* _GIVEN EXERCISE_:
Leave out the images; return the rest of the data exactly.

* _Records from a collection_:
------------------------------

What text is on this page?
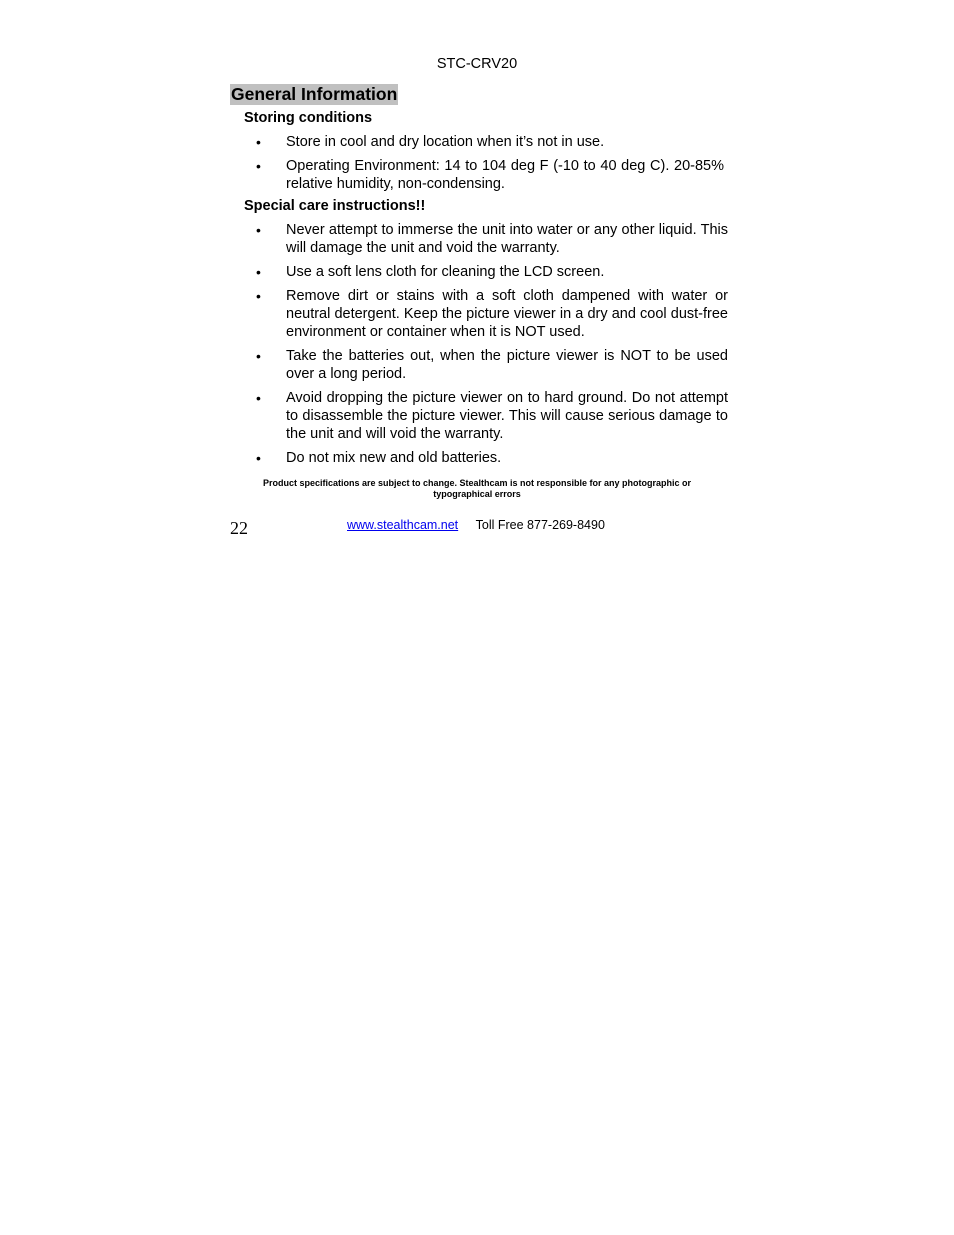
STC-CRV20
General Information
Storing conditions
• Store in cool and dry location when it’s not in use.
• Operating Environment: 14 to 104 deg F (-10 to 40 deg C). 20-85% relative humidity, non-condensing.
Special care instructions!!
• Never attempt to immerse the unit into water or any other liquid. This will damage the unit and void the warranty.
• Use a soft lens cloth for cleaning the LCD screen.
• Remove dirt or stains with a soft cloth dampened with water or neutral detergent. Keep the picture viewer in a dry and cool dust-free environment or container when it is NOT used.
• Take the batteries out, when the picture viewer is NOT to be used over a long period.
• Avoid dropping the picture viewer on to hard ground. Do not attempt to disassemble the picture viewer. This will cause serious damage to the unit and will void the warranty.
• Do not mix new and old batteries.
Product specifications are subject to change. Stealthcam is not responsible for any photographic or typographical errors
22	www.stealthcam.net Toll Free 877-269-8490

------------------------------

* _SOLUTION TO THIS TASK_:
What text is on this page?
STC-CRV20
General Information
Storing conditions
• Store in cool and dry location when it’s not in use.
• Operating Environment: 14 to 104 deg F (-10 to 40 deg C). 20-85% relative humidity, non-condensing.
Special care instructions!!
• Never attempt to immerse the unit into water or any other liquid. This will damage the unit and void the warranty.
• Use a soft lens cloth for cleaning the LCD screen.
• Remove dirt or stains with a soft cloth dampened with water or neutral detergent. Keep the picture viewer in a dry and cool dust-free environment or container when it is NOT used.
• Take the batteries out, when the picture viewer is NOT to be used over a long period.
• Avoid dropping the picture viewer on to hard ground. Do not attempt to disassemble the picture viewer. This will cause serious damage to the unit and will void the warranty.
• Do not mix new and old batteries.
Product specifications are subject to change. Stealthcam is not responsible for any photographic or typographical errors
22	www.stealthcam.net Toll Free 877-269-8490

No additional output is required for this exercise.